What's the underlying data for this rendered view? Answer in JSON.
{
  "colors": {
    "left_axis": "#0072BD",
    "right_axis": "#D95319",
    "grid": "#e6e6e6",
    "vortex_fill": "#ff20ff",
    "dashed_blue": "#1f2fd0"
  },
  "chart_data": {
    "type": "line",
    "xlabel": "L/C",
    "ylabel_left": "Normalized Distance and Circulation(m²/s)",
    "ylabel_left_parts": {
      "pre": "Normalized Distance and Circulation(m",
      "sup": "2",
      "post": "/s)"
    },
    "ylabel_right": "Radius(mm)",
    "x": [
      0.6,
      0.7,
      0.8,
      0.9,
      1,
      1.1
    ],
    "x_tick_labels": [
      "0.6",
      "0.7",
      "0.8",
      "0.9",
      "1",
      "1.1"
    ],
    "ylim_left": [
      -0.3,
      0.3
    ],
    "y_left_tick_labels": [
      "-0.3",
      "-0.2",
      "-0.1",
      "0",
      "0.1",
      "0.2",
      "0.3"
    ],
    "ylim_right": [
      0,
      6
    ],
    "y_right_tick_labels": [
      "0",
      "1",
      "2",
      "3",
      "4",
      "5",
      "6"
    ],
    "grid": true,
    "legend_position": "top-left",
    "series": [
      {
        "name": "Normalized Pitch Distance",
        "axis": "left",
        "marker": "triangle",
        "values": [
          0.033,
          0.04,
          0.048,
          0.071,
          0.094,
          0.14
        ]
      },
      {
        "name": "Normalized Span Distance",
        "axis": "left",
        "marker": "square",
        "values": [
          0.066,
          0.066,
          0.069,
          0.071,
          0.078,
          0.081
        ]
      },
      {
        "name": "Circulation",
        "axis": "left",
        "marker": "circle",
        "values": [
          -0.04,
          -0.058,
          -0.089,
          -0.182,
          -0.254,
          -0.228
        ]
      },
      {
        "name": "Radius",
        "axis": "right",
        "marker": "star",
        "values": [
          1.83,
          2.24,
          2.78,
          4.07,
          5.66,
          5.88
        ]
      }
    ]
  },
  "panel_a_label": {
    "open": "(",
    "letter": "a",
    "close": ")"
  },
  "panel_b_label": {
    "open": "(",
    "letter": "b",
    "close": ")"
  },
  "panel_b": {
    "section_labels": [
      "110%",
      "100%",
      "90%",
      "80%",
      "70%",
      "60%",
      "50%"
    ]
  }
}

Problem description:
Retype all the records, matching them exactly.

Output of the task:
What's the underlying data for this rendered view? Answer in JSON.
{
  "colors": {
    "left_axis": "#0072BD",
    "right_axis": "#D95319",
    "grid": "#e6e6e6",
    "vortex_fill": "#ff20ff",
    "dashed_blue": "#1f2fd0"
  },
  "chart_data": {
    "type": "line",
    "xlabel": "L/C",
    "ylabel_left": "Normalized Distance and Circulation(m²/s)",
    "ylabel_left_parts": {
      "pre": "Normalized Distance and Circulation(m",
      "sup": "2",
      "post": "/s)"
    },
    "ylabel_right": "Radius(mm)",
    "x": [
      0.6,
      0.7,
      0.8,
      0.9,
      1,
      1.1
    ],
    "x_tick_labels": [
      "0.6",
      "0.7",
      "0.8",
      "0.9",
      "1",
      "1.1"
    ],
    "ylim_left": [
      -0.3,
      0.3
    ],
    "y_left_tick_labels": [
      "-0.3",
      "-0.2",
      "-0.1",
      "0",
      "0.1",
      "0.2",
      "0.3"
    ],
    "ylim_right": [
      0,
      6
    ],
    "y_right_tick_labels": [
      "0",
      "1",
      "2",
      "3",
      "4",
      "5",
      "6"
    ],
    "grid": true,
    "legend_position": "top-left",
    "series": [
      {
        "name": "Normalized Pitch Distance",
        "axis": "left",
        "marker": "triangle",
        "values": [
          0.033,
          0.04,
          0.048,
          0.071,
          0.094,
          0.14
        ]
      },
      {
        "name": "Normalized Span Distance",
        "axis": "left",
        "marker": "square",
        "values": [
          0.066,
          0.066,
          0.069,
          0.071,
          0.078,
          0.081
        ]
      },
      {
        "name": "Circulation",
        "axis": "left",
        "marker": "circle",
        "values": [
          -0.04,
          -0.058,
          -0.089,
          -0.182,
          -0.254,
          -0.228
        ]
      },
      {
        "name": "Radius",
        "axis": "right",
        "marker": "star",
        "values": [
          1.83,
          2.24,
          2.78,
          4.07,
          5.66,
          5.88
        ]
      }
    ]
  },
  "panel_a_label": {
    "open": "(",
    "letter": "a",
    "close": ")"
  },
  "panel_b_label": {
    "open": "(",
    "letter": "b",
    "close": ")"
  },
  "panel_b": {
    "section_labels": [
      "110%",
      "100%",
      "90%",
      "80%",
      "70%",
      "60%",
      "50%"
    ]
  }
}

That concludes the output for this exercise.